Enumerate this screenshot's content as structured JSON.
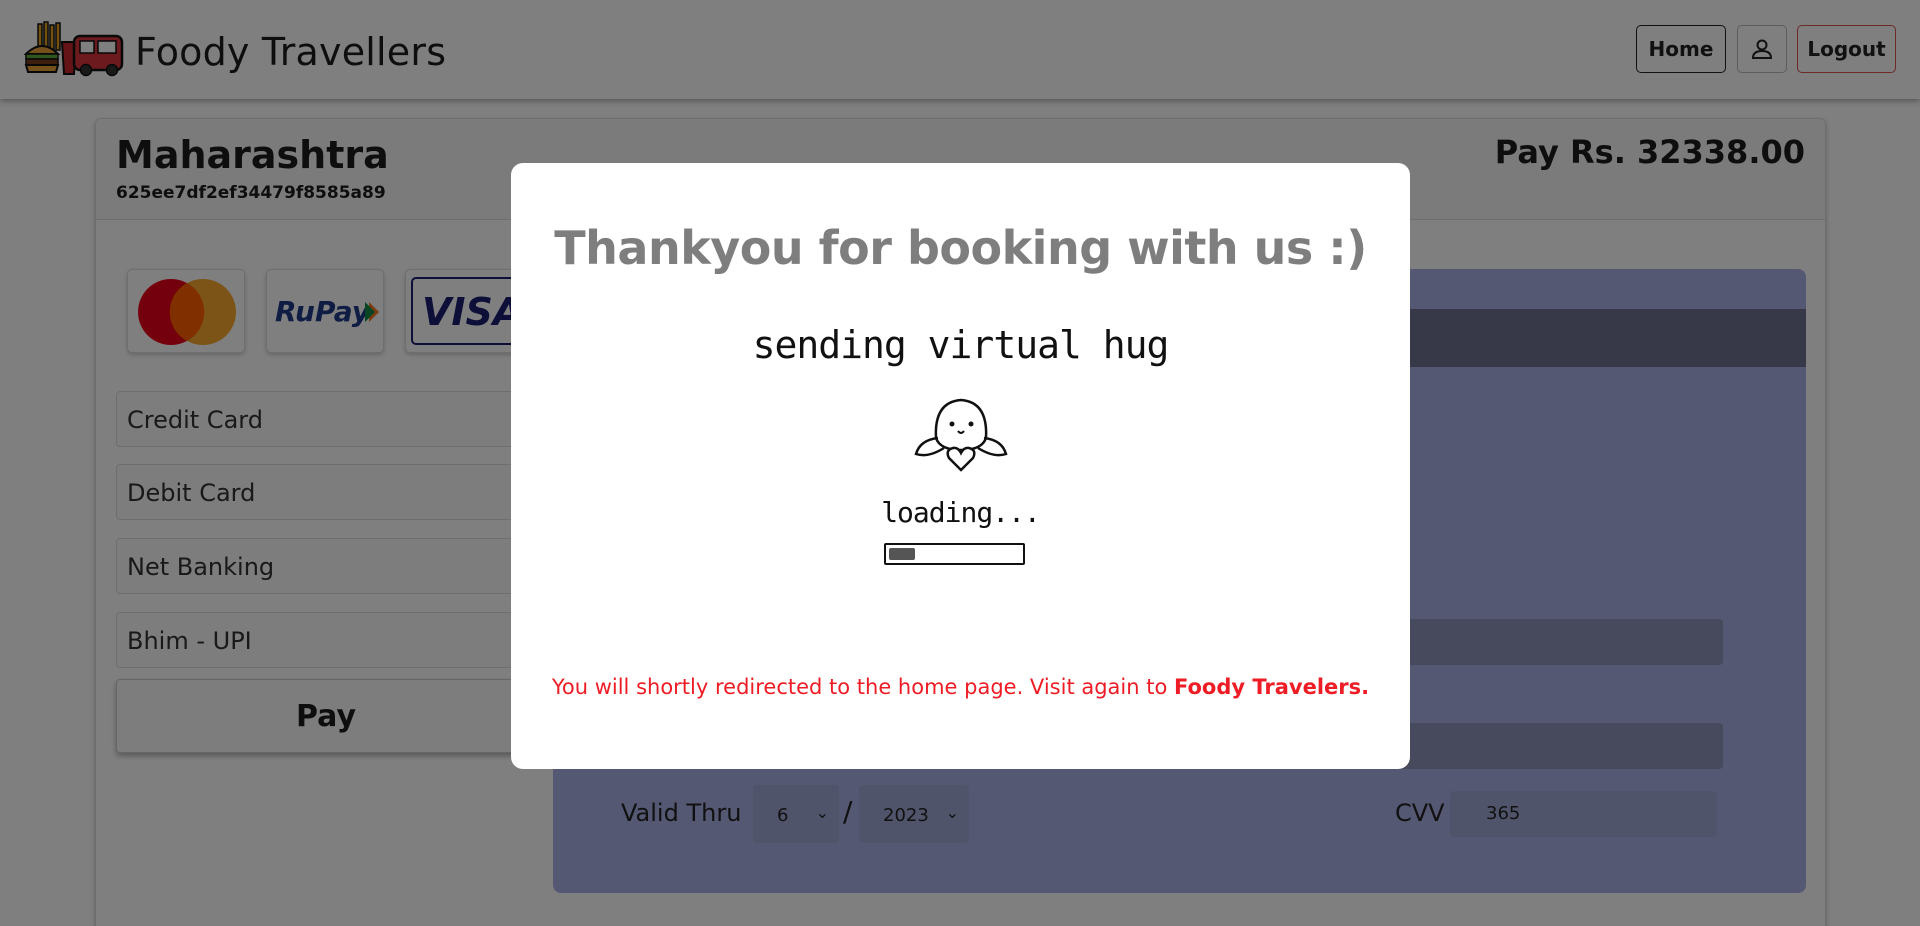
{
  "navbar": {
    "brand": "Foody Travellers",
    "home_label": "Home",
    "logout_label": "Logout"
  },
  "booking": {
    "state": "Maharashtra",
    "id": "625ee7df2ef34479f8585a89",
    "pay_label": "Pay Rs. 32338.00"
  },
  "payment_logos": [
    "mastercard-logo",
    "RuPay",
    "VISA"
  ],
  "methods": [
    "Credit Card",
    "Debit Card",
    "Net Banking",
    "Bhim - UPI"
  ],
  "pay_button": "Pay",
  "card_form": {
    "valid_thru_label": "Valid Thru",
    "month": "6",
    "year": "2023",
    "slash": "/",
    "cvv_label": "CVV",
    "cvv_value": "365"
  },
  "modal": {
    "title": "Thankyou for booking with us :)",
    "hug_text": "sending virtual hug",
    "loading_text": "loading...",
    "loading_progress": 0.2,
    "redirect_text": "You will shortly redirected to the home page. Visit again to ",
    "redirect_brand": "Foody Travelers."
  },
  "colors": {
    "redirect_text": "#ee1c25",
    "panel": "#a8b0e6",
    "title": "#7e7e7e"
  }
}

BRIEF — Transcribe the listing in full. Omit the pictures and keep every line exact.

REPLY TO THE EXERCISE —
Enumerate this screenshot's content as structured JSON.
{
  "navbar": {
    "brand": "Foody Travellers",
    "home_label": "Home",
    "logout_label": "Logout"
  },
  "booking": {
    "state": "Maharashtra",
    "id": "625ee7df2ef34479f8585a89",
    "pay_label": "Pay Rs. 32338.00"
  },
  "payment_logos": [
    "mastercard-logo",
    "RuPay",
    "VISA"
  ],
  "methods": [
    "Credit Card",
    "Debit Card",
    "Net Banking",
    "Bhim - UPI"
  ],
  "pay_button": "Pay",
  "card_form": {
    "valid_thru_label": "Valid Thru",
    "month": "6",
    "year": "2023",
    "slash": "/",
    "cvv_label": "CVV",
    "cvv_value": "365"
  },
  "modal": {
    "title": "Thankyou for booking with us :)",
    "hug_text": "sending virtual hug",
    "loading_text": "loading...",
    "loading_progress": 0.2,
    "redirect_text": "You will shortly redirected to the home page. Visit again to ",
    "redirect_brand": "Foody Travelers."
  },
  "colors": {
    "redirect_text": "#ee1c25",
    "panel": "#a8b0e6",
    "title": "#7e7e7e"
  }
}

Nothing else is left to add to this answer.